- [Work to be completed]:
Look through the material below. Copy every line with the string "удостоверение" in it.
### Records to use ###
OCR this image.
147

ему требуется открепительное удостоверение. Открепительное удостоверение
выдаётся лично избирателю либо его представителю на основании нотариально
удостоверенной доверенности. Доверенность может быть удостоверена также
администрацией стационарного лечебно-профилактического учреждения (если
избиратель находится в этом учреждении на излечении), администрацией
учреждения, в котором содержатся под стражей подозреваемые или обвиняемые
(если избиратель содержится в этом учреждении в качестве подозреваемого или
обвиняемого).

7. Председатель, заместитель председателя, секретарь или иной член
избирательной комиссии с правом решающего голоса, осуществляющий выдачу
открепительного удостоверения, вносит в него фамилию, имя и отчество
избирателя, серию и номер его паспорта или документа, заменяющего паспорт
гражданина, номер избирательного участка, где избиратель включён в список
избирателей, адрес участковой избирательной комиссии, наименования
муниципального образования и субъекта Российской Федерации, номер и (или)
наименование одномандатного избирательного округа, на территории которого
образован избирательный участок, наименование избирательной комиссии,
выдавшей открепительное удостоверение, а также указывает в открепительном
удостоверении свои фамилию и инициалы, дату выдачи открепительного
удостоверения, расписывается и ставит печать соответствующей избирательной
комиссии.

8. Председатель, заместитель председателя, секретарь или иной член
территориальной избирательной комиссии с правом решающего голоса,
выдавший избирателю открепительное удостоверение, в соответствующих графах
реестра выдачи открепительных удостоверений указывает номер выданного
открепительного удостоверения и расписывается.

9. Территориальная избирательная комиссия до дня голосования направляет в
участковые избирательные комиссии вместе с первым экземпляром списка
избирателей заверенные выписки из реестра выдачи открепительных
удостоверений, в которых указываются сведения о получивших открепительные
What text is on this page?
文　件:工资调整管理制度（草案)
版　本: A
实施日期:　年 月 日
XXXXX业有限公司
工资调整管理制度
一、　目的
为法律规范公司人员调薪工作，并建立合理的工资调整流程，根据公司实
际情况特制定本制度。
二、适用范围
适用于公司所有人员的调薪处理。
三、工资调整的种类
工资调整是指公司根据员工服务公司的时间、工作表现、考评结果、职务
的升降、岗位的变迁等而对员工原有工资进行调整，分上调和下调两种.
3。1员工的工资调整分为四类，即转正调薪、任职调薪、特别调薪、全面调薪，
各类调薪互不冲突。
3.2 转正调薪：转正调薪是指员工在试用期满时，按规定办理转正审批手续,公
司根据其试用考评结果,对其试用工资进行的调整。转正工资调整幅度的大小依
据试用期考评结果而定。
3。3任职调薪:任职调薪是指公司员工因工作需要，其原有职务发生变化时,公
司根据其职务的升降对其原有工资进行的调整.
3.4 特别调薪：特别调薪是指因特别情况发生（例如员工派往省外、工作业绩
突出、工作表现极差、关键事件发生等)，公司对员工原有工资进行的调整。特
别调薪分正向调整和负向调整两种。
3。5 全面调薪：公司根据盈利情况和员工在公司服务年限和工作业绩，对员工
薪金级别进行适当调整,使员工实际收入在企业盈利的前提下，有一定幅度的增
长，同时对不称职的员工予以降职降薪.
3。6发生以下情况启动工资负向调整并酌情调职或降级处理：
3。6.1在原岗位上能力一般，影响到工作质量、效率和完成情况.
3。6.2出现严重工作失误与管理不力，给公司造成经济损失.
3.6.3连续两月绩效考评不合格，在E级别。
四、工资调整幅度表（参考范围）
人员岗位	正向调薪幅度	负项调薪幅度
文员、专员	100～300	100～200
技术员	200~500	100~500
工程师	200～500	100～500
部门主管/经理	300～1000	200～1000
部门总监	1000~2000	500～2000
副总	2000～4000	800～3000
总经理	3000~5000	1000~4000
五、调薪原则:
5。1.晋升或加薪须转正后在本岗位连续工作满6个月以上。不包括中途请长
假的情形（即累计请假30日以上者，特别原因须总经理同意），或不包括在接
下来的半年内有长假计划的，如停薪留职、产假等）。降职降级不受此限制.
###
- [Expected answer]:
ему требуется открепительное удостоверение. Открепительное удостоверение
выдавшей открепительное удостоверение, а также указывает в открепительном
выдавший избирателю открепительное удостоверение, в соответствующих графах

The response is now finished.